- Task material -
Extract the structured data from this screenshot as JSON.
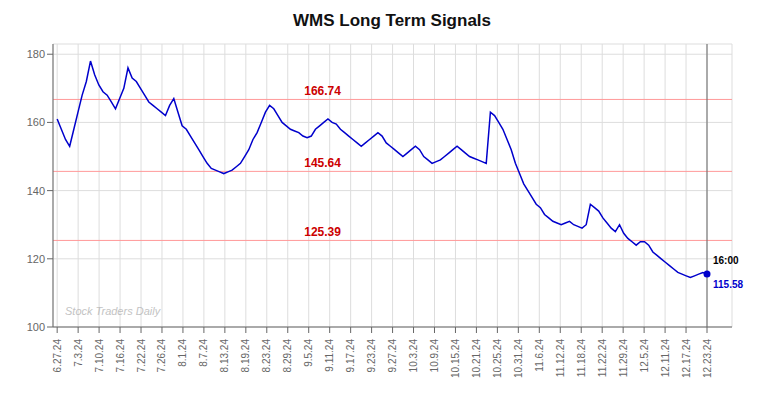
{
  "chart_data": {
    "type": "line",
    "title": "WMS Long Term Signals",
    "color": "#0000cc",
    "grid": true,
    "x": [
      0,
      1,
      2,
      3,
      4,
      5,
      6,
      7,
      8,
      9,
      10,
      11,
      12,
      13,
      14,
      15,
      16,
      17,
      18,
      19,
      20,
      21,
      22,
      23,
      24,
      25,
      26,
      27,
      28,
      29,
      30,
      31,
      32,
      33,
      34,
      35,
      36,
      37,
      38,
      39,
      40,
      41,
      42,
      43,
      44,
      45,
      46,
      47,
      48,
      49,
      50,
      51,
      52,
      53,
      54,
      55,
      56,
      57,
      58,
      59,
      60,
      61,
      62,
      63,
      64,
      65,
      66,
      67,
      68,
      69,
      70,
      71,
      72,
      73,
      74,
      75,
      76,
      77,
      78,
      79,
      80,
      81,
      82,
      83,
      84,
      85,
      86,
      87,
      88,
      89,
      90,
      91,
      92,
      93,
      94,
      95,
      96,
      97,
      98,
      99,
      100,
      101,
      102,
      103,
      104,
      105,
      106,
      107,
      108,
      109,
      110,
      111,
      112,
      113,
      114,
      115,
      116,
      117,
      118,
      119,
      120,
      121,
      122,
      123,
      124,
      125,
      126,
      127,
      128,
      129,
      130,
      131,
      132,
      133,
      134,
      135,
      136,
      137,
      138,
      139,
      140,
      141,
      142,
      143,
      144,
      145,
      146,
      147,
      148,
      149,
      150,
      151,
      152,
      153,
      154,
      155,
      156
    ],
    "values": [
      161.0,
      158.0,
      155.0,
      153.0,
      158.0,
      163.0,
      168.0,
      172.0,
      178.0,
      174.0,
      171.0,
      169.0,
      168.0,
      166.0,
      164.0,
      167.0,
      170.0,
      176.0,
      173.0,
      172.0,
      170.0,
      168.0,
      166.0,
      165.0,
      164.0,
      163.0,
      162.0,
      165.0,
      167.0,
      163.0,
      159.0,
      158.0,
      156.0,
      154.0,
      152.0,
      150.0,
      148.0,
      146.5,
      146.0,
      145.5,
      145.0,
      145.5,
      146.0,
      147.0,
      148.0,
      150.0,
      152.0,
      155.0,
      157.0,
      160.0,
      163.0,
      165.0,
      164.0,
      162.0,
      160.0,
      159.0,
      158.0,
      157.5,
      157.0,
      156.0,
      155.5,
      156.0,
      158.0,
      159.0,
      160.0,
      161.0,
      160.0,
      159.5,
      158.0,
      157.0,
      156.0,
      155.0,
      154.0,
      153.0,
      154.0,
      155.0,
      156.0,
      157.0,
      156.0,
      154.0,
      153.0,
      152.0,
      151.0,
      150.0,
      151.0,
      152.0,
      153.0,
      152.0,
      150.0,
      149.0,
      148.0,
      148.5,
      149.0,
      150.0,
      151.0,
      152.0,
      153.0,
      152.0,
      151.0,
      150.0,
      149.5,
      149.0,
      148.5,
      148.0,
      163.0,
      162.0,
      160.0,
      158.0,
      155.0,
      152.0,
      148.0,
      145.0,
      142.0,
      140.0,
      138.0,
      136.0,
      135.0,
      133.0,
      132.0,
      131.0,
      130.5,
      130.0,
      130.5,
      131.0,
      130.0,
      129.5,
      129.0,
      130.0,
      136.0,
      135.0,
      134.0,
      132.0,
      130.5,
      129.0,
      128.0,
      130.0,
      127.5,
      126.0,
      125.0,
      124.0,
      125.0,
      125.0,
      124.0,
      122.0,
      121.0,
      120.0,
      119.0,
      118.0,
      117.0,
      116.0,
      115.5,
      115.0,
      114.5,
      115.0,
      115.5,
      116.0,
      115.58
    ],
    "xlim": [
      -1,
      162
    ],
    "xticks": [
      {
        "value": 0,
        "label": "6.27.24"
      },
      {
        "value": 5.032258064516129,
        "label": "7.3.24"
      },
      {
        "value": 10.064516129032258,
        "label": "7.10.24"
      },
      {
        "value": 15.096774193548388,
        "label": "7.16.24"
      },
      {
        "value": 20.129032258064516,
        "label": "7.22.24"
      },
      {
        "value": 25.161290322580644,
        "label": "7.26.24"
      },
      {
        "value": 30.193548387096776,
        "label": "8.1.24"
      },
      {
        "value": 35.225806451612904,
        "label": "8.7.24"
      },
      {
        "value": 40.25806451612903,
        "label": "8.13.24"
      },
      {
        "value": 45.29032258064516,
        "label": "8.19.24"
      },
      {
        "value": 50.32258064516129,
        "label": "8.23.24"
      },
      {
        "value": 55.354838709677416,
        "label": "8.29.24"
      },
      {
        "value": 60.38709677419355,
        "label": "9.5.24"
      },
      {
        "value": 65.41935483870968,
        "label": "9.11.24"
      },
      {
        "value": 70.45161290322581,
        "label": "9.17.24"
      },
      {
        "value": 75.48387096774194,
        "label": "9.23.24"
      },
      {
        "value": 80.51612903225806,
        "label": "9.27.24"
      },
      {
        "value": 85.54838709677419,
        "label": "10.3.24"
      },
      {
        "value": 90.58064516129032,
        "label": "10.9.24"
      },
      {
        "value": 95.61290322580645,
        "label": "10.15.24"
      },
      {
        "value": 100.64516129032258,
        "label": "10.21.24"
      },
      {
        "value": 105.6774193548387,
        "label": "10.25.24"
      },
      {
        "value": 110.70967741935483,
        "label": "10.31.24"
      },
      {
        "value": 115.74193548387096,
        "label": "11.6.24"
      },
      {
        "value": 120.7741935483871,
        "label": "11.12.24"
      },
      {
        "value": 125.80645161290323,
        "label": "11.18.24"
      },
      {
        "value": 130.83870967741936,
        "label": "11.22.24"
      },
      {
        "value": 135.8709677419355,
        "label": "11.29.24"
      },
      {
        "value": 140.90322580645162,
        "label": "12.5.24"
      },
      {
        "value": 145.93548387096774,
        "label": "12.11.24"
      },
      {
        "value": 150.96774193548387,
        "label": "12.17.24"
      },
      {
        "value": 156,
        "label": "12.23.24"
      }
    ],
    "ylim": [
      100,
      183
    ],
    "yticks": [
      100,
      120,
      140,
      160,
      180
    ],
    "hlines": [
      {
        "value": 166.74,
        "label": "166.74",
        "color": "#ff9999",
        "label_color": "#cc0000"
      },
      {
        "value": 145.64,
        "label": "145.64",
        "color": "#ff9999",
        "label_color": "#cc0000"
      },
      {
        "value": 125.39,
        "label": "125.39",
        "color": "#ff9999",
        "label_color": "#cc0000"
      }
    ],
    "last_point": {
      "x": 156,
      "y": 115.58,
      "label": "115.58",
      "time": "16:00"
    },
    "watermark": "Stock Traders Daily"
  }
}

- Description of the task -
Write out every entry again word for word, without any of the pictures.

- Response for this exercise -
Extract the structured data from this screenshot as JSON.
{
  "chart_data": {
    "type": "line",
    "title": "WMS Long Term Signals",
    "color": "#0000cc",
    "grid": true,
    "x": [
      0,
      1,
      2,
      3,
      4,
      5,
      6,
      7,
      8,
      9,
      10,
      11,
      12,
      13,
      14,
      15,
      16,
      17,
      18,
      19,
      20,
      21,
      22,
      23,
      24,
      25,
      26,
      27,
      28,
      29,
      30,
      31,
      32,
      33,
      34,
      35,
      36,
      37,
      38,
      39,
      40,
      41,
      42,
      43,
      44,
      45,
      46,
      47,
      48,
      49,
      50,
      51,
      52,
      53,
      54,
      55,
      56,
      57,
      58,
      59,
      60,
      61,
      62,
      63,
      64,
      65,
      66,
      67,
      68,
      69,
      70,
      71,
      72,
      73,
      74,
      75,
      76,
      77,
      78,
      79,
      80,
      81,
      82,
      83,
      84,
      85,
      86,
      87,
      88,
      89,
      90,
      91,
      92,
      93,
      94,
      95,
      96,
      97,
      98,
      99,
      100,
      101,
      102,
      103,
      104,
      105,
      106,
      107,
      108,
      109,
      110,
      111,
      112,
      113,
      114,
      115,
      116,
      117,
      118,
      119,
      120,
      121,
      122,
      123,
      124,
      125,
      126,
      127,
      128,
      129,
      130,
      131,
      132,
      133,
      134,
      135,
      136,
      137,
      138,
      139,
      140,
      141,
      142,
      143,
      144,
      145,
      146,
      147,
      148,
      149,
      150,
      151,
      152,
      153,
      154,
      155,
      156
    ],
    "values": [
      161.0,
      158.0,
      155.0,
      153.0,
      158.0,
      163.0,
      168.0,
      172.0,
      178.0,
      174.0,
      171.0,
      169.0,
      168.0,
      166.0,
      164.0,
      167.0,
      170.0,
      176.0,
      173.0,
      172.0,
      170.0,
      168.0,
      166.0,
      165.0,
      164.0,
      163.0,
      162.0,
      165.0,
      167.0,
      163.0,
      159.0,
      158.0,
      156.0,
      154.0,
      152.0,
      150.0,
      148.0,
      146.5,
      146.0,
      145.5,
      145.0,
      145.5,
      146.0,
      147.0,
      148.0,
      150.0,
      152.0,
      155.0,
      157.0,
      160.0,
      163.0,
      165.0,
      164.0,
      162.0,
      160.0,
      159.0,
      158.0,
      157.5,
      157.0,
      156.0,
      155.5,
      156.0,
      158.0,
      159.0,
      160.0,
      161.0,
      160.0,
      159.5,
      158.0,
      157.0,
      156.0,
      155.0,
      154.0,
      153.0,
      154.0,
      155.0,
      156.0,
      157.0,
      156.0,
      154.0,
      153.0,
      152.0,
      151.0,
      150.0,
      151.0,
      152.0,
      153.0,
      152.0,
      150.0,
      149.0,
      148.0,
      148.5,
      149.0,
      150.0,
      151.0,
      152.0,
      153.0,
      152.0,
      151.0,
      150.0,
      149.5,
      149.0,
      148.5,
      148.0,
      163.0,
      162.0,
      160.0,
      158.0,
      155.0,
      152.0,
      148.0,
      145.0,
      142.0,
      140.0,
      138.0,
      136.0,
      135.0,
      133.0,
      132.0,
      131.0,
      130.5,
      130.0,
      130.5,
      131.0,
      130.0,
      129.5,
      129.0,
      130.0,
      136.0,
      135.0,
      134.0,
      132.0,
      130.5,
      129.0,
      128.0,
      130.0,
      127.5,
      126.0,
      125.0,
      124.0,
      125.0,
      125.0,
      124.0,
      122.0,
      121.0,
      120.0,
      119.0,
      118.0,
      117.0,
      116.0,
      115.5,
      115.0,
      114.5,
      115.0,
      115.5,
      116.0,
      115.58
    ],
    "xlim": [
      -1,
      162
    ],
    "xticks": [
      {
        "value": 0,
        "label": "6.27.24"
      },
      {
        "value": 5.032258064516129,
        "label": "7.3.24"
      },
      {
        "value": 10.064516129032258,
        "label": "7.10.24"
      },
      {
        "value": 15.096774193548388,
        "label": "7.16.24"
      },
      {
        "value": 20.129032258064516,
        "label": "7.22.24"
      },
      {
        "value": 25.161290322580644,
        "label": "7.26.24"
      },
      {
        "value": 30.193548387096776,
        "label": "8.1.24"
      },
      {
        "value": 35.225806451612904,
        "label": "8.7.24"
      },
      {
        "value": 40.25806451612903,
        "label": "8.13.24"
      },
      {
        "value": 45.29032258064516,
        "label": "8.19.24"
      },
      {
        "value": 50.32258064516129,
        "label": "8.23.24"
      },
      {
        "value": 55.354838709677416,
        "label": "8.29.24"
      },
      {
        "value": 60.38709677419355,
        "label": "9.5.24"
      },
      {
        "value": 65.41935483870968,
        "label": "9.11.24"
      },
      {
        "value": 70.45161290322581,
        "label": "9.17.24"
      },
      {
        "value": 75.48387096774194,
        "label": "9.23.24"
      },
      {
        "value": 80.51612903225806,
        "label": "9.27.24"
      },
      {
        "value": 85.54838709677419,
        "label": "10.3.24"
      },
      {
        "value": 90.58064516129032,
        "label": "10.9.24"
      },
      {
        "value": 95.61290322580645,
        "label": "10.15.24"
      },
      {
        "value": 100.64516129032258,
        "label": "10.21.24"
      },
      {
        "value": 105.6774193548387,
        "label": "10.25.24"
      },
      {
        "value": 110.70967741935483,
        "label": "10.31.24"
      },
      {
        "value": 115.74193548387096,
        "label": "11.6.24"
      },
      {
        "value": 120.7741935483871,
        "label": "11.12.24"
      },
      {
        "value": 125.80645161290323,
        "label": "11.18.24"
      },
      {
        "value": 130.83870967741936,
        "label": "11.22.24"
      },
      {
        "value": 135.8709677419355,
        "label": "11.29.24"
      },
      {
        "value": 140.90322580645162,
        "label": "12.5.24"
      },
      {
        "value": 145.93548387096774,
        "label": "12.11.24"
      },
      {
        "value": 150.96774193548387,
        "label": "12.17.24"
      },
      {
        "value": 156,
        "label": "12.23.24"
      }
    ],
    "ylim": [
      100,
      183
    ],
    "yticks": [
      100,
      120,
      140,
      160,
      180
    ],
    "hlines": [
      {
        "value": 166.74,
        "label": "166.74",
        "color": "#ff9999",
        "label_color": "#cc0000"
      },
      {
        "value": 145.64,
        "label": "145.64",
        "color": "#ff9999",
        "label_color": "#cc0000"
      },
      {
        "value": 125.39,
        "label": "125.39",
        "color": "#ff9999",
        "label_color": "#cc0000"
      }
    ],
    "last_point": {
      "x": 156,
      "y": 115.58,
      "label": "115.58",
      "time": "16:00"
    },
    "watermark": "Stock Traders Daily"
  }
}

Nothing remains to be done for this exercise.